▶ [Goal] Can you retype every record below exactly as written?

▶ [Data extracted from a collection]

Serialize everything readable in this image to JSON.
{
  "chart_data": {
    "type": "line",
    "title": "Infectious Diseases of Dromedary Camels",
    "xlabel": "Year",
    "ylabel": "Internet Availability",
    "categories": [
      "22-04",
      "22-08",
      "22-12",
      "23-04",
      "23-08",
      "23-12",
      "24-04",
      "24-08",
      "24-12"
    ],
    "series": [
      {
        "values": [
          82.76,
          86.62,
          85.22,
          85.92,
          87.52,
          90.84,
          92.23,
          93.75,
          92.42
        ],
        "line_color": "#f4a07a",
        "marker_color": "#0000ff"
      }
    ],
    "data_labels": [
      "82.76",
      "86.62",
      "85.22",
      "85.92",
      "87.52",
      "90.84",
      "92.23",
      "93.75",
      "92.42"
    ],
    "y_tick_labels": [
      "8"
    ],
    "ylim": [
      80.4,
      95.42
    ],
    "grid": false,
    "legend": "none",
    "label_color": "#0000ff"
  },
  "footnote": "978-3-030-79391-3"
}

▶ [Worked solution]
Serialize everything readable in this image to JSON.
{
  "chart_data": {
    "type": "line",
    "title": "Infectious Diseases of Dromedary Camels",
    "xlabel": "Year",
    "ylabel": "Internet Availability",
    "categories": [
      "22-04",
      "22-08",
      "22-12",
      "23-04",
      "23-08",
      "23-12",
      "24-04",
      "24-08",
      "24-12"
    ],
    "series": [
      {
        "values": [
          82.76,
          86.62,
          85.22,
          85.92,
          87.52,
          90.84,
          92.23,
          93.75,
          92.42
        ],
        "line_color": "#f4a07a",
        "marker_color": "#0000ff"
      }
    ],
    "data_labels": [
      "82.76",
      "86.62",
      "85.22",
      "85.92",
      "87.52",
      "90.84",
      "92.23",
      "93.75",
      "92.42"
    ],
    "y_tick_labels": [
      "8"
    ],
    "ylim": [
      80.4,
      95.42
    ],
    "grid": false,
    "legend": "none",
    "label_color": "#0000ff"
  },
  "footnote": "978-3-030-79391-3"
}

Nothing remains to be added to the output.